-- start of Dataset extract --
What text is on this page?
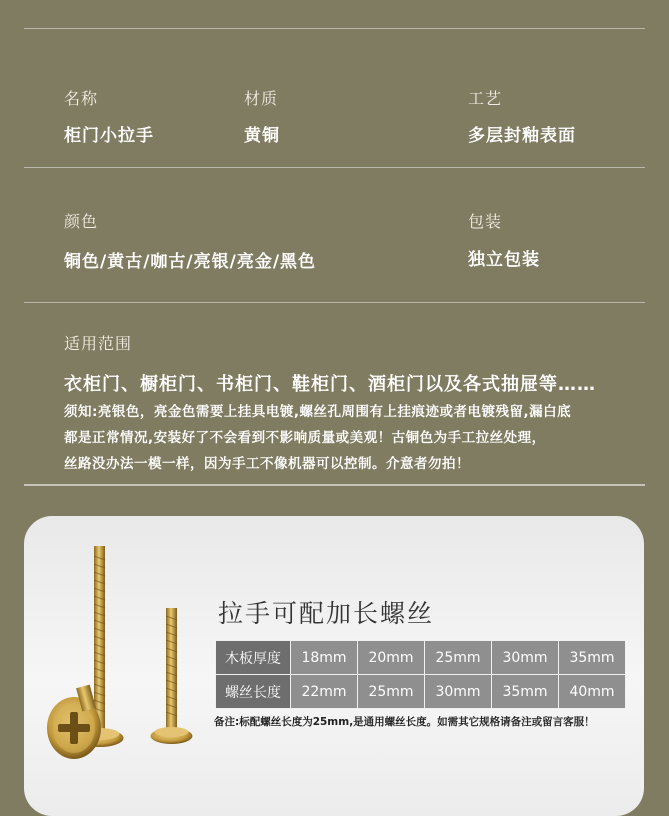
名称
柜门小拉手
材质
黄铜
工艺
多层封釉表面
颜色
铜色/黄古/咖古/亮银/亮金/黑色
包装
独立包装
适用范围
衣柜门、橱柜门、书柜门、鞋柜门、酒柜门以及各式抽屉等……
须知:亮银色，亮金色需要上挂具电镀,螺丝孔周围有上挂痕迹或者电镀残留,漏白底
都是正常情况,安装好了不会看到不影响质量或美观！古铜色为手工拉丝处理，
丝路没办法一模一样，因为手工不像机器可以控制。介意者勿拍！
拉手可配加长螺丝
木板厚度	18mm	20mm	25mm	30mm	35mm
螺丝长度	22mm	25mm	30mm	35mm	40mm
备注:标配螺丝长度为25mm,是通用螺丝长度。如需其它规格请备注或留言客服！
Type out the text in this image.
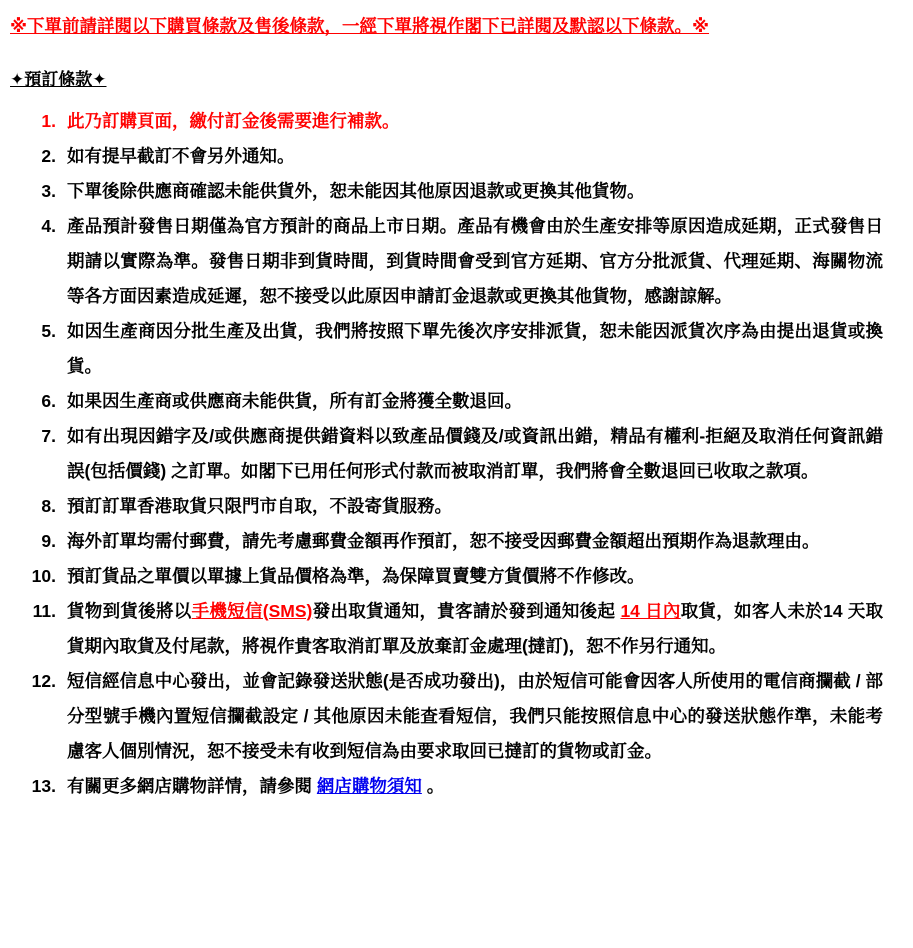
※下單前請詳閱以下購買條款及售後條款，一經下單將視作閣下已詳閱及默認以下條款。※
✦預訂條款✦
1. 此乃訂購頁面，繳付訂金後需要進行補款。
2. 如有提早截訂不會另外通知。
3. 下單後除供應商確認未能供貨外，恕未能因其他原因退款或更換其他貨物。
4. 產品預計發售日期僅為官方預計的商品上市日期。產品有機會由於生產安排等原因造成延期，正式發售日期請以實際為準。發售日期非到貨時間，到貨時間會受到官方延期、官方分批派貨、代理延期、海關物流等各方面因素造成延遲，恕不接受以此原因申請訂金退款或更換其他貨物，感謝諒解。
5. 如因生產商因分批生產及出貨，我們將按照下單先後次序安排派貨，恕未能因派貨次序為由提出退貨或換貨。
6. 如果因生產商或供應商未能供貨，所有訂金將獲全數退回。
7. 如有出現因錯字及/或供應商提供錯資料以致產品價錢及/或資訊出錯，精品有權利-拒絕及取消任何資訊錯誤(包括價錢) 之訂單。如閣下已用任何形式付款而被取消訂單，我們將會全數退回已收取之款項。
8. 預訂訂單香港取貨只限門市自取，不設寄貨服務。
9. 海外訂單均需付郵費，請先考慮郵費金額再作預訂，恕不接受因郵費金額超出預期作為退款理由。
10. 預訂貨品之單價以單據上貨品價格為準，為保障買賣雙方貨價將不作修改。
11. 貨物到貨後將以手機短信(SMS)發出取貨通知，貴客請於發到通知後起 14 日內取貨，如客人未於14 天取貨期內取貨及付尾款，將視作貴客取消訂單及放棄訂金處理(撻訂)，恕不作另行通知。
12. 短信經信息中心發出，並會記錄發送狀態(是否成功發出)，由於短信可能會因客人所使用的電信商攔截 / 部分型號手機內置短信攔截設定 / 其他原因未能查看短信，我們只能按照信息中心的發送狀態作準，未能考慮客人個別情況，恕不接受未有收到短信為由要求取回已撻訂的貨物或訂金。
13. 有關更多網店購物詳情，請參閱 網店購物須知 。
-- end of Dataset extract --
__Direction__: Write out all the entries again, word for word, and print no images.

__Correct output__:
What text is on this page?
名称
柜门小拉手
材质
黄铜
工艺
多层封釉表面
颜色
铜色/黄古/咖古/亮银/亮金/黑色
包装
独立包装
适用范围
衣柜门、橱柜门、书柜门、鞋柜门、酒柜门以及各式抽屉等……
须知:亮银色，亮金色需要上挂具电镀,螺丝孔周围有上挂痕迹或者电镀残留,漏白底
都是正常情况,安装好了不会看到不影响质量或美观！古铜色为手工拉丝处理，
丝路没办法一模一样，因为手工不像机器可以控制。介意者勿拍！
拉手可配加长螺丝
木板厚度	18mm	20mm	25mm	30mm	35mm
螺丝长度	22mm	25mm	30mm	35mm	40mm
备注:标配螺丝长度为25mm,是通用螺丝长度。如需其它规格请备注或留言客服！
Type out the text in this image.
※下單前請詳閱以下購買條款及售後條款，一經下單將視作閣下已詳閱及默認以下條款。※
✦預訂條款✦
1. 此乃訂購頁面，繳付訂金後需要進行補款。
2. 如有提早截訂不會另外通知。
3. 下單後除供應商確認未能供貨外，恕未能因其他原因退款或更換其他貨物。
4. 產品預計發售日期僅為官方預計的商品上市日期。產品有機會由於生產安排等原因造成延期，正式發售日期請以實際為準。發售日期非到貨時間，到貨時間會受到官方延期、官方分批派貨、代理延期、海關物流等各方面因素造成延遲，恕不接受以此原因申請訂金退款或更換其他貨物，感謝諒解。
5. 如因生產商因分批生產及出貨，我們將按照下單先後次序安排派貨，恕未能因派貨次序為由提出退貨或換貨。
6. 如果因生產商或供應商未能供貨，所有訂金將獲全數退回。
7. 如有出現因錯字及/或供應商提供錯資料以致產品價錢及/或資訊出錯，精品有權利-拒絕及取消任何資訊錯誤(包括價錢) 之訂單。如閣下已用任何形式付款而被取消訂單，我們將會全數退回已收取之款項。
8. 預訂訂單香港取貨只限門市自取，不設寄貨服務。
9. 海外訂單均需付郵費，請先考慮郵費金額再作預訂，恕不接受因郵費金額超出預期作為退款理由。
10. 預訂貨品之單價以單據上貨品價格為準，為保障買賣雙方貨價將不作修改。
11. 貨物到貨後將以手機短信(SMS)發出取貨通知，貴客請於發到通知後起 14 日內取貨，如客人未於14 天取貨期內取貨及付尾款，將視作貴客取消訂單及放棄訂金處理(撻訂)，恕不作另行通知。
12. 短信經信息中心發出，並會記錄發送狀態(是否成功發出)，由於短信可能會因客人所使用的電信商攔截 / 部分型號手機內置短信攔截設定 / 其他原因未能查看短信，我們只能按照信息中心的發送狀態作準，未能考慮客人個別情況，恕不接受未有收到短信為由要求取回已撻訂的貨物或訂金。
13. 有關更多網店購物詳情，請參閱 網店購物須知 。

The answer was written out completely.